Data listing:

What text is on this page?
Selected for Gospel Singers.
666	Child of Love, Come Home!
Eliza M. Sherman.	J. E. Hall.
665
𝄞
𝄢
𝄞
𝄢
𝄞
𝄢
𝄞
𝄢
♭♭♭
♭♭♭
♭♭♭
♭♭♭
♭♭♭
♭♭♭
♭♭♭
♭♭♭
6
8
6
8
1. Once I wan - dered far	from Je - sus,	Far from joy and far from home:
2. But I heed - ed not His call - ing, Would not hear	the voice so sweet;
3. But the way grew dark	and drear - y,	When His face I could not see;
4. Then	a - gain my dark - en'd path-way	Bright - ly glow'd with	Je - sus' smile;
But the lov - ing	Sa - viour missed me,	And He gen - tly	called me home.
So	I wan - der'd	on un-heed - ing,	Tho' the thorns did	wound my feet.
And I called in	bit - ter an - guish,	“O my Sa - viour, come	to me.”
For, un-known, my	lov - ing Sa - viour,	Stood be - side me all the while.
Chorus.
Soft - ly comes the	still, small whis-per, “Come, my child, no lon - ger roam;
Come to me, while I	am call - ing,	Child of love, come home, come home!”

Objective: Above are the records; retype them all without a single difference.

Solution to this problem:
What text is on this page?
Selected for Gospel Singers.
666	Child of Love, Come Home!
Eliza M. Sherman.	J. E. Hall.
665
𝄞
𝄢
𝄞
𝄢
𝄞
𝄢
𝄞
𝄢
♭♭♭
♭♭♭
♭♭♭
♭♭♭
♭♭♭
♭♭♭
♭♭♭
♭♭♭
6
8
6
8
1. Once I wan - dered far	from Je - sus,	Far from joy and far from home:
2. But I heed - ed not His call - ing, Would not hear	the voice so sweet;
3. But the way grew dark	and drear - y,	When His face I could not see;
4. Then	a - gain my dark - en'd path-way	Bright - ly glow'd with	Je - sus' smile;
But the lov - ing	Sa - viour missed me,	And He gen - tly	called me home.
So	I wan - der'd	on un-heed - ing,	Tho' the thorns did	wound my feet.
And I called in	bit - ter an - guish,	“O my Sa - viour, come	to me.”
For, un-known, my	lov - ing Sa - viour,	Stood be - side me all the while.
Chorus.
Soft - ly comes the	still, small whis-per, “Come, my child, no lon - ger roam;
Come to me, while I	am call - ing,	Child of love, come home, come home!”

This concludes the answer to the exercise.